[Texto de la página]

CARÁTULAS. Pablo usa reflejos y la chomba adentro del pantalón. Pasó los 30 años y lleva 16 meses en la Unidad 48 de San Martín por un Volkswagen Golf. Lo robó en Ciudadela y se le apagó a las cuadras. Se trabaron las puertas y quedó adentro. Con la pistola le dio algunos culatazos a los vidrios, pero ya estaba rodeado. Hoy es día de visitas y todo está tranquilo. Esto no parece una cárcel. Los nenitos corren a sus papás. La cumbia suena bajito. Hay más mujeres que hombres. Están las esposas, mamás y hermanas cargadas de bolsas con mercadería. Desde el patio se ven las aulas con las tablas de multiplicar y pósters con dibujos de Fontanarrosa. Los presos ofrecen calentar el agua y la comida, preparan las mesas para los visitantes.

–Es un bajón caer por un auto. Además, si robás un espejo, una rueda o un estéreo, la causa también es robo automotor. Te respetan por esa carátula pero depende mucho del auto por el que caíste. No es lo mismo un Audi que un Fiat Uno –comenta. Muchas veces se quedaba con autos un par de semanas para ir a la villa a comprar droga, o al boliche, o a robar otras cosas. Pablo prefiere salir de caño en uno trucho para que el suyo, el legal, no quede marcado. “Yo al revés –aclara Leandro–, me gusta ir en uno con papeles porque si te para la policía podés chamuyar, si tenés los fierros bien guardados. Con uno trucho no frenás y se arma una persecución. Si el auto está limpio lo terminás recuperando, por más que esté secuestrado un tiempo si caés en cana, y no te queda la causa de automotor que es jodida”.

–¿Qué se siente robar y saber que el negocio lo hace otro?

–Te sentís rezarpado, porque ponés el pecho y arriesgás tu vida y tu libertad, y el reducidor cuadruplica la ganancia. Después están los que hacen mellizos y te cambian un número de chasis y te cobran 3.000 pesos. Y el que te hace los papeles con cédula verde y patentes a nombre de un muerto para que circules; lo que no podés es transferirlo. En Morón cobran 2.000 pesos ese laburo –responde Pablo, el que está preso.

Registros contenidos en un conjunto de datos
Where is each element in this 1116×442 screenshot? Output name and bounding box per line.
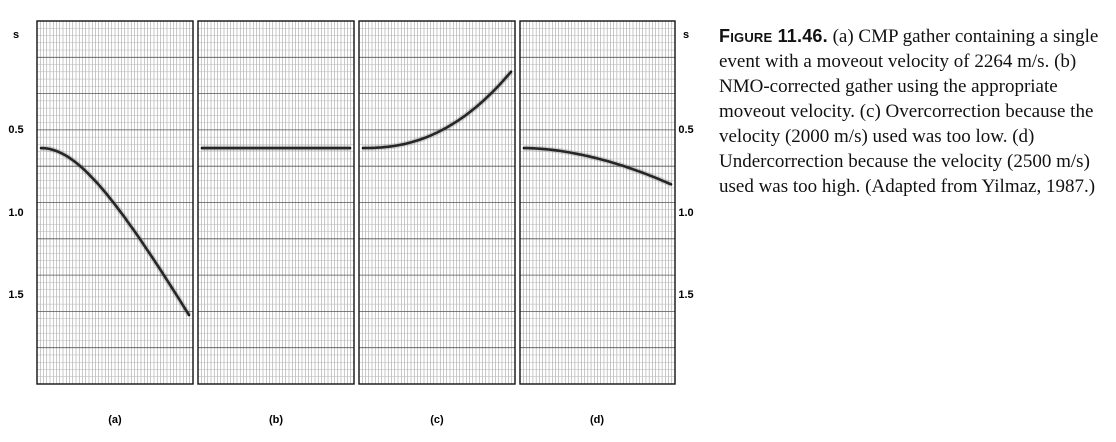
panel-b xyxy=(198,21,354,384)
panel-frame-d xyxy=(519,20,676,385)
caption-figure-number: 11.46. xyxy=(777,26,828,46)
panel-grids xyxy=(37,21,675,384)
caption-figure-word: Figure xyxy=(719,26,773,46)
figure-caption: Figure 11.46. (a) CMP gather containing … xyxy=(719,24,1111,199)
event-wavelet-c xyxy=(362,70,514,151)
event-a xyxy=(39,146,191,317)
event-wavelet-d xyxy=(524,145,673,187)
panel-frame-b xyxy=(197,20,355,385)
y-tick-left-2: 1.0 xyxy=(8,207,23,219)
event-wavelet-a xyxy=(40,145,192,317)
panel-c xyxy=(359,21,515,384)
event-d xyxy=(522,146,673,186)
caption-heading: Figure 11.46. xyxy=(719,26,828,46)
caption-text: (a) CMP gather containing a single event… xyxy=(719,26,1099,197)
panel-frame-a xyxy=(36,20,194,385)
panel-d xyxy=(520,21,675,384)
panel-label-c: (c) xyxy=(430,414,444,426)
y-unit-right: s xyxy=(683,29,689,41)
y-tick-left-1: 0.5 xyxy=(8,124,23,136)
panel-label-b: (b) xyxy=(269,414,283,426)
y-tick-right-1: 0.5 xyxy=(678,124,693,136)
event-c xyxy=(361,70,513,150)
panel-frame-c xyxy=(358,20,516,385)
panel-events xyxy=(39,70,673,317)
seismic-figure: s s 0.5 1.0 1.5 0.5 1.0 1.5 (a) (b) (c) … xyxy=(8,20,694,426)
y-unit-left: s xyxy=(13,29,19,41)
panel-a xyxy=(37,21,193,384)
y-tick-left-3: 1.5 xyxy=(8,289,23,301)
y-tick-right-2: 1.0 xyxy=(678,207,693,219)
panel-frames xyxy=(36,20,676,385)
y-tick-right-3: 1.5 xyxy=(678,289,693,301)
panel-label-d: (d) xyxy=(590,414,604,426)
panel-label-a: (a) xyxy=(108,414,122,426)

[Consigna 1]
Reescribe como una lista breve el párrafo del texto de la página que empieza con "CARÁTULAS. Pablo usa reflejos" y conserva sus datos principales.
[Consigna 2]
Vuelve a escribir sin ningún cambio las líneas de las entradas que van desde la que contiene "panel-b xyxy=(198,21,354,384)" hasta la que contiene "y-unit-left: s xyxy=(13,29,19,41)", ambas incluidas.

[Solución 1]
- Pablo tiene más de 30 años y lleva 16 meses en la Unidad 48 de San Martín por un Volkswagen Golf.
- Lo robó en Ciudadela. A las cuadras el auto se le apagó, las puertas se trabaron y quedó adentro. Golpeó los vidrios con la culata de la pistola, pero ya estaba rodeado.
- Es día de visitas y todo está tranquilo. Los nenitos corren hacia sus papás y suena cumbia bajito.
- Hay más mujeres que hombres: esposas, mamás y hermanas llegan cargadas de bolsas con mercadería.
- Desde el patio se ven aulas con tablas de multiplicar y pósters con dibujos de Fontanarrosa.
- Los presos calientan el agua y la comida y preparan las mesas para los visitantes.

[Solución 2]
panel-b xyxy=(198,21,354,384)
panel-frame-d xyxy=(519,20,676,385)
caption-figure-number: 11.46. xyxy=(777,26,828,46)
panel-grids xyxy=(37,21,675,384)
caption-figure-word: Figure xyxy=(719,26,773,46)
figure-caption: Figure 11.46. (a) CMP gather containing … xyxy=(719,24,1111,199)
event-wavelet-c xyxy=(362,70,514,151)
event-a xyxy=(39,146,191,317)
event-wavelet-d xyxy=(524,145,673,187)
panel-frame-b xyxy=(197,20,355,385)
y-tick-left-2: 1.0 xyxy=(8,207,23,219)
event-wavelet-a xyxy=(40,145,192,317)
panel-c xyxy=(359,21,515,384)
event-d xyxy=(522,146,673,186)
caption-heading: Figure 11.46. xyxy=(719,26,828,46)
caption-text: (a) CMP gather containing a single event… xyxy=(719,26,1099,197)
panel-frame-a xyxy=(36,20,194,385)
panel-d xyxy=(520,21,675,384)
panel-label-c: (c) xyxy=(430,414,444,426)
y-unit-right: s xyxy=(683,29,689,41)
y-tick-left-1: 0.5 xyxy=(8,124,23,136)
panel-label-b: (b) xyxy=(269,414,283,426)
y-tick-right-1: 0.5 xyxy=(678,124,693,136)
event-c xyxy=(361,70,513,150)
panel-frame-c xyxy=(358,20,516,385)
panel-events xyxy=(39,70,673,317)
seismic-figure: s s 0.5 1.0 1.5 0.5 1.0 1.5 (a) (b) (c) … xyxy=(8,20,694,426)
y-unit-left: s xyxy=(13,29,19,41)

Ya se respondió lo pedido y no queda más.